Problem requirements: In the data, rename "dept-code-cell" to "department-code-cell", starting with the line containing "gov-code-cell: 50502 — [314, 294, 477, 309]" and going on through the line containing "summary-row: 合计 759.08". Return only those lines, with nothing else changed.

═════ Task data

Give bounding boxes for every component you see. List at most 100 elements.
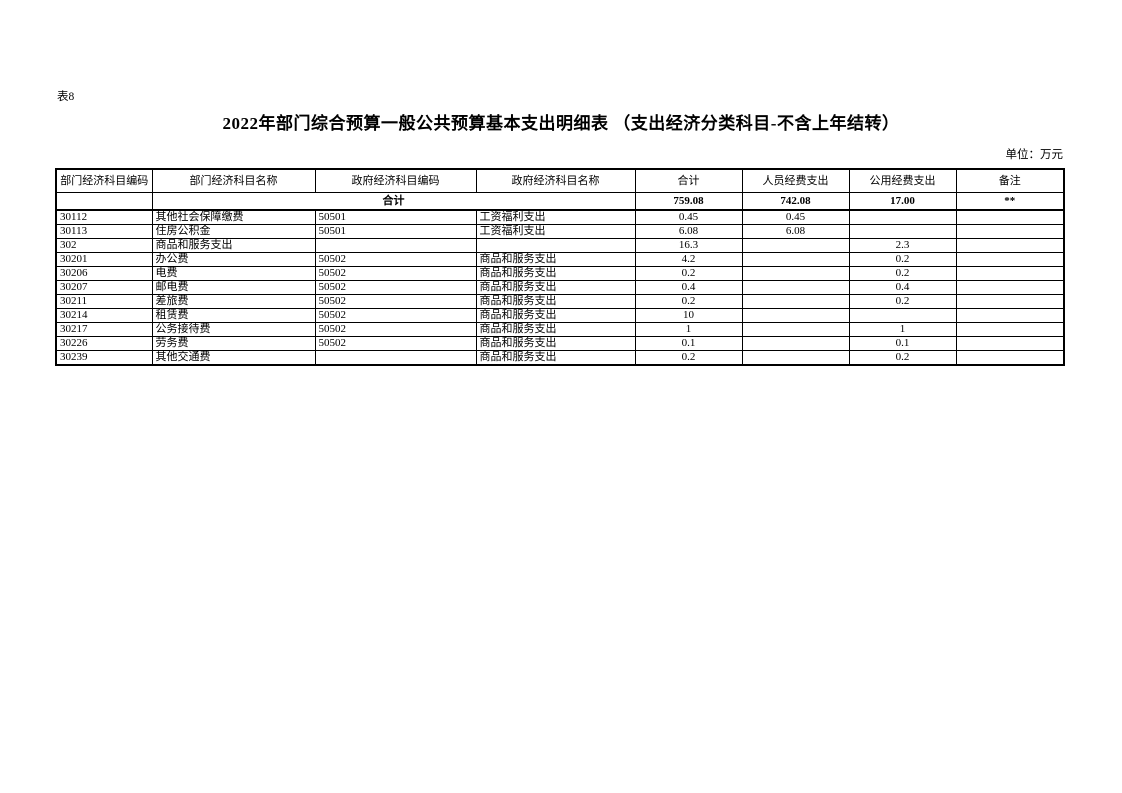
gov-code-cell: 50502 — [314, 294, 477, 309]
note-cell — [955, 308, 1065, 323]
personnel-cell — [741, 336, 850, 351]
dept-code-cell: 30201 — [55, 252, 153, 267]
dept-code-cell: 30206 — [55, 266, 153, 281]
dept-name-cell: 劳务费 — [151, 336, 316, 351]
gov-name-cell: 商品和服务支出 — [475, 350, 636, 366]
table-row: 30226 劳务费 50502 商品和服务支出 0.1 0.1 — [55, 336, 1065, 351]
public-cell: 0.2 — [848, 294, 957, 309]
column-header-public: 公用经费支出 — [848, 168, 957, 193]
table-row: 30207 邮电费 50502 商品和服务支出 0.4 0.4 — [55, 280, 1065, 295]
public-cell — [848, 224, 957, 239]
gov-code-cell: 50501 — [314, 209, 477, 225]
public-cell: 0.2 — [848, 266, 957, 281]
personnel-cell — [741, 266, 850, 281]
table-row: 30112 其他社会保障缴费 50501 工资福利支出 0.45 0.45 — [55, 209, 1065, 225]
dept-code-cell: 302 — [55, 238, 153, 253]
gov-code-cell: 50502 — [314, 336, 477, 351]
gov-name-cell: 商品和服务支出 — [475, 294, 636, 309]
gov-code-cell — [314, 238, 477, 253]
summary-public-cell: 17.00 — [848, 192, 957, 211]
note-cell — [955, 336, 1065, 351]
gov-name-cell: 商品和服务支出 — [475, 252, 636, 267]
dept-code-cell: 30211 — [55, 294, 153, 309]
table-row: 302 商品和服务支出 16.3 2.3 — [55, 238, 1065, 253]
summary-row: 合计 759.08 742.08 17.00 ** — [55, 192, 1065, 211]
column-header-note: 备注 — [955, 168, 1065, 193]
personnel-cell: 0.45 — [741, 209, 850, 225]
dept-name-cell: 其他交通费 — [151, 350, 316, 366]
table-header: 部门经济科目编码 部门经济科目名称 政府经济科目编码 政府经济科目名称 合计 人… — [55, 168, 1065, 193]
dept-name-cell: 电费 — [151, 266, 316, 281]
dept-code-cell: 30217 — [55, 322, 153, 337]
total-cell: 6.08 — [634, 224, 743, 239]
dept-name-cell: 其他社会保障缴费 — [151, 209, 316, 225]
total-cell: 0.4 — [634, 280, 743, 295]
page-title: 2022年部门综合预算一般公共预算基本支出明细表 （支出经济分类科目-不含上年结… — [222, 114, 900, 133]
public-cell — [848, 308, 957, 323]
personnel-cell — [741, 252, 850, 267]
column-header-total: 合计 — [634, 168, 743, 193]
table-row: 30217 公务接待费 50502 商品和服务支出 1 1 — [55, 322, 1065, 337]
dept-name-cell: 邮电费 — [151, 280, 316, 295]
dept-name-cell: 办公费 — [151, 252, 316, 267]
note-cell — [955, 266, 1065, 281]
table-row: 30113 住房公积金 50501 工资福利支出 6.08 6.08 — [55, 224, 1065, 239]
public-cell: 1 — [848, 322, 957, 337]
dept-code-cell: 30207 — [55, 280, 153, 295]
table-header-row: 部门经济科目编码 部门经济科目名称 政府经济科目编码 政府经济科目名称 合计 人… — [55, 168, 1065, 193]
column-header-gov-name: 政府经济科目名称 — [475, 168, 636, 193]
gov-name-cell: 商品和服务支出 — [475, 266, 636, 281]
gov-code-cell — [314, 350, 477, 366]
sheet-label: 表8 — [57, 91, 75, 103]
budget-table: 部门经济科目编码 部门经济科目名称 政府经济科目编码 政府经济科目名称 合计 人… — [55, 168, 1065, 366]
summary-total-cell: 759.08 — [634, 192, 743, 211]
gov-name-cell — [475, 238, 636, 253]
dept-name-cell: 租赁费 — [151, 308, 316, 323]
note-cell — [955, 224, 1065, 239]
public-cell — [848, 209, 957, 225]
personnel-cell — [741, 280, 850, 295]
table-row: 30206 电费 50502 商品和服务支出 0.2 0.2 — [55, 266, 1065, 281]
gov-name-cell: 商品和服务支出 — [475, 322, 636, 337]
total-cell: 4.2 — [634, 252, 743, 267]
unit-note: 单位：万元 — [1005, 149, 1064, 161]
dept-code-cell: 30112 — [55, 209, 153, 225]
gov-code-cell: 50502 — [314, 322, 477, 337]
gov-name-cell: 商品和服务支出 — [475, 280, 636, 295]
total-cell: 10 — [634, 308, 743, 323]
total-cell: 16.3 — [634, 238, 743, 253]
gov-code-cell: 50502 — [314, 280, 477, 295]
total-cell: 0.2 — [634, 266, 743, 281]
gov-name-cell: 商品和服务支出 — [475, 308, 636, 323]
gov-code-cell: 50502 — [314, 252, 477, 267]
column-header-dept-name: 部门经济科目名称 — [151, 168, 316, 193]
total-cell: 0.2 — [634, 350, 743, 366]
public-cell: 0.2 — [848, 350, 957, 366]
table-row: 30239 其他交通费 商品和服务支出 0.2 0.2 — [55, 350, 1065, 366]
dept-code-cell: 30214 — [55, 308, 153, 323]
note-cell — [955, 350, 1065, 366]
gov-code-cell: 50502 — [314, 308, 477, 323]
dept-name-cell: 商品和服务支出 — [151, 238, 316, 253]
public-cell: 0.4 — [848, 280, 957, 295]
gov-name-cell: 工资福利支出 — [475, 209, 636, 225]
table-row: 30201 办公费 50502 商品和服务支出 4.2 0.2 — [55, 252, 1065, 267]
public-cell: 2.3 — [848, 238, 957, 253]
table-body: 合计 759.08 742.08 17.00 ** 30112 其他社会保障缴费… — [55, 192, 1065, 366]
total-cell: 0.2 — [634, 294, 743, 309]
dept-code-cell: 30226 — [55, 336, 153, 351]
gov-code-cell: 50501 — [314, 224, 477, 239]
summary-dept-code-cell — [55, 192, 153, 211]
note-cell — [955, 252, 1065, 267]
column-header-dept-code: 部门经济科目编码 — [55, 168, 153, 193]
summary-note-cell: ** — [955, 192, 1065, 211]
gov-name-cell: 工资福利支出 — [475, 224, 636, 239]
column-header-personnel: 人员经费支出 — [741, 168, 850, 193]
gov-name-cell: 商品和服务支出 — [475, 336, 636, 351]
public-cell: 0.1 — [848, 336, 957, 351]
personnel-cell — [741, 294, 850, 309]
personnel-cell: 6.08 — [741, 224, 850, 239]
note-cell — [955, 294, 1065, 309]
personnel-cell — [741, 308, 850, 323]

══════════

Result below:
gov-code-cell: 50502 — [314, 294, 477, 309]
note-cell — [955, 308, 1065, 323]
personnel-cell — [741, 336, 850, 351]
department-code-cell: 30201 — [55, 252, 153, 267]
department-code-cell: 30206 — [55, 266, 153, 281]
dept-name-cell: 劳务费 — [151, 336, 316, 351]
gov-name-cell: 商品和服务支出 — [475, 350, 636, 366]
table-row: 30226 劳务费 50502 商品和服务支出 0.1 0.1 — [55, 336, 1065, 351]
public-cell: 0.2 — [848, 294, 957, 309]
column-header-public: 公用经费支出 — [848, 168, 957, 193]
table-row: 30207 邮电费 50502 商品和服务支出 0.4 0.4 — [55, 280, 1065, 295]
public-cell — [848, 224, 957, 239]
gov-code-cell: 50501 — [314, 209, 477, 225]
public-cell: 0.2 — [848, 266, 957, 281]
personnel-cell — [741, 266, 850, 281]
table-row: 30112 其他社会保障缴费 50501 工资福利支出 0.45 0.45 — [55, 209, 1065, 225]
department-code-cell: 302 — [55, 238, 153, 253]
gov-code-cell: 50502 — [314, 336, 477, 351]
gov-name-cell: 商品和服务支出 — [475, 294, 636, 309]
gov-code-cell — [314, 238, 477, 253]
summary-public-cell: 17.00 — [848, 192, 957, 211]
note-cell — [955, 336, 1065, 351]
gov-name-cell: 商品和服务支出 — [475, 252, 636, 267]
department-code-cell: 30211 — [55, 294, 153, 309]
table-row: 302 商品和服务支出 16.3 2.3 — [55, 238, 1065, 253]
summary-row: 合计 759.08 742.08 17.00 ** — [55, 192, 1065, 211]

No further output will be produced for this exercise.